━━━ Texte fourni
Formuler les sous-questions de recherche dans un mémoire
Le rôle des sous-questions dans la construction du mémoire
La problématique pose la question centrale de votre mémoire. Les sous-questions la décomposent en éléments traitables. Chaque sous-question correspond à un angle d'analyse précis. Elle guide un chapitre, une partie de la revue de littérature ou une phase du terrain. Sans sous-questions clairement formulées, la recherche part dans tous les sens. Le lecteur perd le fil. Vous perdez aussi le vôtre.
Les sous-questions ne sont pas des titres de chapitre. Ce sont des questions auxquelles votre mémoire apporte une réponse argumentée. Elles orientent votre collecte de données et votre lecture des sources. Formulez-les avant de construire votre plan définitif.
━━━━━━
= Appliquer sa lecture =
[a] D'après le texte sur les sous-questions de recherche, à quoi correspond chaque sous-question ?
[b] Poursuivez le texte sur les sous-questions de recherche en reprenant après sa dernière phrase.
Vous pouvez ignorer la liste qui suit pour répondre.
━━━ Liste fournie
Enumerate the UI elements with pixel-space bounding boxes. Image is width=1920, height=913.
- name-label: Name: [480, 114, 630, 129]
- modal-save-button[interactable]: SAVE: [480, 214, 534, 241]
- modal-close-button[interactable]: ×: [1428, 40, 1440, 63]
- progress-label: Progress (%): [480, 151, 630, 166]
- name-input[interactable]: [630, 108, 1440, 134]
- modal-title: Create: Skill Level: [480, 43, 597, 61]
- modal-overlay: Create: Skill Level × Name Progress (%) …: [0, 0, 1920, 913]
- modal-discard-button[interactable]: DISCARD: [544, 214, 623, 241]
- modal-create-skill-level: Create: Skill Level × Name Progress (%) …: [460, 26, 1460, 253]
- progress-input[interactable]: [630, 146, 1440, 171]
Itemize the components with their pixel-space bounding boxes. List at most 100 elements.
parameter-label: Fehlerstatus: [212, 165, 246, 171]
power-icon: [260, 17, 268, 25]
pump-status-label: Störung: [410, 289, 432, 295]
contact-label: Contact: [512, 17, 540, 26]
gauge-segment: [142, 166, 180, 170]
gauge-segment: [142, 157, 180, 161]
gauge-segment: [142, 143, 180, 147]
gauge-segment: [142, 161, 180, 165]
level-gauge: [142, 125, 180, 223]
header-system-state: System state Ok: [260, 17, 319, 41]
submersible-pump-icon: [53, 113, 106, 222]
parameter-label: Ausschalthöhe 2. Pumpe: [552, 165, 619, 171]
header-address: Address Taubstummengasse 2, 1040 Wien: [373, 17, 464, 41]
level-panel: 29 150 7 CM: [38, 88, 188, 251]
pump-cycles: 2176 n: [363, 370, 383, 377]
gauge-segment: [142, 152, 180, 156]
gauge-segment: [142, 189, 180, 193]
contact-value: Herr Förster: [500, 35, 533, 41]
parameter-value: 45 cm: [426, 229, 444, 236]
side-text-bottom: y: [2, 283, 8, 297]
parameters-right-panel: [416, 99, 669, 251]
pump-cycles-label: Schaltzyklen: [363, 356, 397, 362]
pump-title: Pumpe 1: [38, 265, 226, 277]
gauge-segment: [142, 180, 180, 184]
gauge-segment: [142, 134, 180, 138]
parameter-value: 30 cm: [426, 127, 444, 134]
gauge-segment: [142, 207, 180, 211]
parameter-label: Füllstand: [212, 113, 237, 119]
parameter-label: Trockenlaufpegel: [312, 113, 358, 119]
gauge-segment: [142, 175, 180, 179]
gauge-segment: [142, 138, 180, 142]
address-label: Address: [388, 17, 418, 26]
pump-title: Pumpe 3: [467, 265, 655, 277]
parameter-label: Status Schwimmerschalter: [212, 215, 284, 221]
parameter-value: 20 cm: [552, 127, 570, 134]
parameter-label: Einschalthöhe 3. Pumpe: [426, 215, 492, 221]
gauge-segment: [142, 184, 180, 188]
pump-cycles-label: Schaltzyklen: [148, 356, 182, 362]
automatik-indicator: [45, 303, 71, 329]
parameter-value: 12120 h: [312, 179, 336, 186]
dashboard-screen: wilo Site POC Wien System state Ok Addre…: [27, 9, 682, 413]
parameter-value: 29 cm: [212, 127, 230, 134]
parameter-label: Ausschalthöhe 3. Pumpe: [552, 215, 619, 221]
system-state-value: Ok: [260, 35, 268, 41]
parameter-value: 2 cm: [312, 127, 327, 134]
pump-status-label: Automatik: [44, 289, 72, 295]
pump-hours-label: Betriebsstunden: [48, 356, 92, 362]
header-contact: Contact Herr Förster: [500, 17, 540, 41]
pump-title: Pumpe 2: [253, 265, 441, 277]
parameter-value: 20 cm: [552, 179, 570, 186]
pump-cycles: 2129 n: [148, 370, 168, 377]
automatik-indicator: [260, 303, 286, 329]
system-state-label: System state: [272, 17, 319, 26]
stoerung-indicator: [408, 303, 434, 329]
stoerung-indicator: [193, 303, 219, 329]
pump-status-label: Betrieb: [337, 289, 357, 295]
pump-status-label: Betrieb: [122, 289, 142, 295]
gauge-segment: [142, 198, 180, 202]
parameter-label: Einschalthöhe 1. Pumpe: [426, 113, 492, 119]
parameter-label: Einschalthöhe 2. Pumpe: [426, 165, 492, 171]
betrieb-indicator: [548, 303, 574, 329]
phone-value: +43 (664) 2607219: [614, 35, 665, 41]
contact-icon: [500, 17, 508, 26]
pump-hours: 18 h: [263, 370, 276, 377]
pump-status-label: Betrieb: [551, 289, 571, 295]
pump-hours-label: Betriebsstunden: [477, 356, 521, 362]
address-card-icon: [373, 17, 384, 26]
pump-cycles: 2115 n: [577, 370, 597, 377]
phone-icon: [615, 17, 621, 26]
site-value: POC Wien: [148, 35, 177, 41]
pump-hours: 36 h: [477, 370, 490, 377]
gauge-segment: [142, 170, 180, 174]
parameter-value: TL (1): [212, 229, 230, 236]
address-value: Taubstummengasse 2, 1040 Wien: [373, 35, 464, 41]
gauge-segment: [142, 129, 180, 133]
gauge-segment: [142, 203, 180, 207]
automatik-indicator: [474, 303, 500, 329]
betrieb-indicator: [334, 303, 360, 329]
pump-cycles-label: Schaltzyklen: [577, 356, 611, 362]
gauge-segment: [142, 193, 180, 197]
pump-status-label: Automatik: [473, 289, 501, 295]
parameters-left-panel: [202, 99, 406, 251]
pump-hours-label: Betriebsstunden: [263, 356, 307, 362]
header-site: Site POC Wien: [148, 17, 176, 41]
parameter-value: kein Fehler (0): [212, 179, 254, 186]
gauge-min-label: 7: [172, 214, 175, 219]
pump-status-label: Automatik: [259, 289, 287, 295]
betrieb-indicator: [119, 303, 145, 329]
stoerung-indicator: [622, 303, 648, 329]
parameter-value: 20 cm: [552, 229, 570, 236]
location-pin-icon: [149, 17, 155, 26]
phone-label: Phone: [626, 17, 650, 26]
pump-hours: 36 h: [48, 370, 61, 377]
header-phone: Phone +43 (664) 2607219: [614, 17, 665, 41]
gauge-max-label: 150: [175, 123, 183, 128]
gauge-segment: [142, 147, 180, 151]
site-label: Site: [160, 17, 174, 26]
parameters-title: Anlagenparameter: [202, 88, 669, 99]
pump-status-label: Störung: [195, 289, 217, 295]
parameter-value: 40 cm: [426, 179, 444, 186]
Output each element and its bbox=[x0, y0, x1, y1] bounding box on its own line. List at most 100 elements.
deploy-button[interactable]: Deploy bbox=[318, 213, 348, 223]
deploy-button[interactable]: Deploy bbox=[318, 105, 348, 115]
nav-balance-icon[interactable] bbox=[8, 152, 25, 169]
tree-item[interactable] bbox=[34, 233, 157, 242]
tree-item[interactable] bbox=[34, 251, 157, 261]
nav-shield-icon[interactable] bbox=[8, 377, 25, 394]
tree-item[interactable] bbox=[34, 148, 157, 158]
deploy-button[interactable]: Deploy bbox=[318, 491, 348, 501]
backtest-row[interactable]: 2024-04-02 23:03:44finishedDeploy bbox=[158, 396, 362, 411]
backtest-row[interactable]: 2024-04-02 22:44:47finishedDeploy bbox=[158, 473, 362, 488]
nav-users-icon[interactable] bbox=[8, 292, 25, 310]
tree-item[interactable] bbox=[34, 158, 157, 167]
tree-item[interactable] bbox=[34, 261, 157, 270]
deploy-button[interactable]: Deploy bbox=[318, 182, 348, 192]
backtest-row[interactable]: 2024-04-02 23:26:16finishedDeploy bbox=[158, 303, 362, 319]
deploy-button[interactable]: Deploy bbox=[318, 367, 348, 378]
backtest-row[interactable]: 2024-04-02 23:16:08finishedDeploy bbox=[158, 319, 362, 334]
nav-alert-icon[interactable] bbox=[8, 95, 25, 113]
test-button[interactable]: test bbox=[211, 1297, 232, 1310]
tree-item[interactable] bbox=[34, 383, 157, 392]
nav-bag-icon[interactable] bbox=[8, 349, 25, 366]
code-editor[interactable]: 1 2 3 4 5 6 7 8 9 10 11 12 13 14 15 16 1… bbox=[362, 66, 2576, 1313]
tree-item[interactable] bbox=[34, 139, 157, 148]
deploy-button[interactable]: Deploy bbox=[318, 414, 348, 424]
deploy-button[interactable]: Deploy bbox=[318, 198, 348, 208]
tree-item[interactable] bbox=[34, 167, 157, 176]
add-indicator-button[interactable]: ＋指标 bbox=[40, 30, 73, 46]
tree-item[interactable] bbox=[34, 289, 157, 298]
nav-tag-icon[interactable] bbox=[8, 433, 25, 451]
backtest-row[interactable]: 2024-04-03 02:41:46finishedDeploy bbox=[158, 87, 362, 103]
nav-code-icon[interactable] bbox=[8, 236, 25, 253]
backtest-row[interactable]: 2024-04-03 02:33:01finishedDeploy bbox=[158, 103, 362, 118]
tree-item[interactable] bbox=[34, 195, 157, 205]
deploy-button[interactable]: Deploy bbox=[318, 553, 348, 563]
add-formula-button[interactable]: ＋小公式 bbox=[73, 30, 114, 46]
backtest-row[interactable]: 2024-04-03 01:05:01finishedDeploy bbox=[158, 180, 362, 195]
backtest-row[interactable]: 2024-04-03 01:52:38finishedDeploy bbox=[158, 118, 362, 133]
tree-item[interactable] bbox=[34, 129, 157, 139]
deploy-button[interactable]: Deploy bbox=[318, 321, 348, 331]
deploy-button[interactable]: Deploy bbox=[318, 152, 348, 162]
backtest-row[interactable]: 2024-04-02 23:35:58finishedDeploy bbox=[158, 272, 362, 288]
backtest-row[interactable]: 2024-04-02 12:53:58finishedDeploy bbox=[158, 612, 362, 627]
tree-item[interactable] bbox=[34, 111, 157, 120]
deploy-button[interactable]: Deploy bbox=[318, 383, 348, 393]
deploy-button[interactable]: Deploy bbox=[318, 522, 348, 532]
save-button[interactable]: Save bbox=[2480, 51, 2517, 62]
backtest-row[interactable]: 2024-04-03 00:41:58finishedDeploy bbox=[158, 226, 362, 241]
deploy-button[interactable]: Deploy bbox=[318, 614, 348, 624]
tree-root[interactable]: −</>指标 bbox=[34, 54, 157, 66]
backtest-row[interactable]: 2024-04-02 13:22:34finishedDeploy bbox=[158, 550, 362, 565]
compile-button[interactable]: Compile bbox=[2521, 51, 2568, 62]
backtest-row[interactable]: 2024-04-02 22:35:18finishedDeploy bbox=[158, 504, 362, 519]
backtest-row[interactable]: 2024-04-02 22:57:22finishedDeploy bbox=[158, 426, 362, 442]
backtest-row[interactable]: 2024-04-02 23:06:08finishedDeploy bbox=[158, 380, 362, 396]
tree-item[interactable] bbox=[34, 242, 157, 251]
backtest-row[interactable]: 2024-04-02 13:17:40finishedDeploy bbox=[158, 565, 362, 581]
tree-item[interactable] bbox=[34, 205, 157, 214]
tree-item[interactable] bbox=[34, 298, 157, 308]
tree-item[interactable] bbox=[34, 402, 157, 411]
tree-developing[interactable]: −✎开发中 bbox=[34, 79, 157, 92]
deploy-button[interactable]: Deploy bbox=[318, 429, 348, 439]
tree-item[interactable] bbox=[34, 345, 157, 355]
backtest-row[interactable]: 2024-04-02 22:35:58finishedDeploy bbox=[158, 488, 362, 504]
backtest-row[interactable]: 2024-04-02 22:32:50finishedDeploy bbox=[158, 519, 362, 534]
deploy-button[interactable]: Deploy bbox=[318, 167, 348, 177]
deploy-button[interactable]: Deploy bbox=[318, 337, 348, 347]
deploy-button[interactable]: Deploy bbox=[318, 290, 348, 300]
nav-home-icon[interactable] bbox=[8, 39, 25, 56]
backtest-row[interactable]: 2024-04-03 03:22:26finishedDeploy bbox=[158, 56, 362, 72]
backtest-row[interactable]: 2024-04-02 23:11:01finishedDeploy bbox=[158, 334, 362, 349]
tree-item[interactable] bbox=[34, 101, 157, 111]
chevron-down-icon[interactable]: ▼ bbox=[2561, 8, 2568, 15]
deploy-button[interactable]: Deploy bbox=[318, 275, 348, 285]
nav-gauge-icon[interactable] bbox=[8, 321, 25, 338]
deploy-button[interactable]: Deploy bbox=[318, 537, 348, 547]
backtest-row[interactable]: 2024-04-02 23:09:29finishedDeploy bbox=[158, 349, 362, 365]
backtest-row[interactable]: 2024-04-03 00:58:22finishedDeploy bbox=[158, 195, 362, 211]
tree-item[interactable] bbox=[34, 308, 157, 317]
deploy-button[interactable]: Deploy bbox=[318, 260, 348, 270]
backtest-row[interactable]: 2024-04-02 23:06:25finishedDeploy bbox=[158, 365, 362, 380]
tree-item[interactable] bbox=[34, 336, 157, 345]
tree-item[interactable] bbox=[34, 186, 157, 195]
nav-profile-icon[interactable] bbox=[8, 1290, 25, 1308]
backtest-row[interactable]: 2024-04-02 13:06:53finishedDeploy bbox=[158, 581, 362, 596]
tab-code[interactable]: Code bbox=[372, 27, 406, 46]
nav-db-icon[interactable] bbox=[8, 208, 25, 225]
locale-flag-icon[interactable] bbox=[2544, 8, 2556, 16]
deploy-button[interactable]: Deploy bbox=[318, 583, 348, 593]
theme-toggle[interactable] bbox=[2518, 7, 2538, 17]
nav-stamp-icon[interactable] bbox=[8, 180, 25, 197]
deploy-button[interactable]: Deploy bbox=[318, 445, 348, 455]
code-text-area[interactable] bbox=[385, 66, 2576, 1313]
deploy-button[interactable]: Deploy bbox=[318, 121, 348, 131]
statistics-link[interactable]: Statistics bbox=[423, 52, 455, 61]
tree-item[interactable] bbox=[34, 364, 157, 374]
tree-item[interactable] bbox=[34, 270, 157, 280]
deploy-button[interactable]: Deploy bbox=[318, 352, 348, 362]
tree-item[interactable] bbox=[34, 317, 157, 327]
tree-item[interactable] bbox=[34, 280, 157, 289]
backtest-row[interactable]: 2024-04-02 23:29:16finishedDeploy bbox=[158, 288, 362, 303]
━━━━━━
= Réponses numérotées =
[a] Chaque sous-question correspond à un angle d'analyse précis.

[b]
Comment dériver les sous-questions de la problématique
Partez de votre problématique. Demandez-vous quels aspects elle soulève. Il y a souvent un aspect contextuel, un aspect causal et un aspect relatif aux effets ou aux solutions. Chacun peut devenir une sous-question.
Une sous-question bien formée appelle une réponse empirique ou théorique. Posez-vous cette question : quelle lecture ou quelle donnée de terrain me permettrait d'y répondre ? Si vous ne trouvez pas de réponse possible, reformulez. Une sous-question sans réponse atteignable n'a pas de place dans votre mémoire.
Formulez chaque sous-question de façon ouverte. Elle doit inviter à l'analyse, pas à une réponse binaire. « Comment les équipes s'adaptent-elles à… ? » ou « Quels facteurs influencent… ? » sont des formulations ouvertes adaptées à un mémoire de recherche.
Vérifier la cohérence de l'ensemble
Relisez vos sous-questions côte à côte. Elles ne doivent pas se répéter ni se chevaucher. Ensemble, elles doivent couvrir les dimensions essentielles de votre problématique sans en déborder.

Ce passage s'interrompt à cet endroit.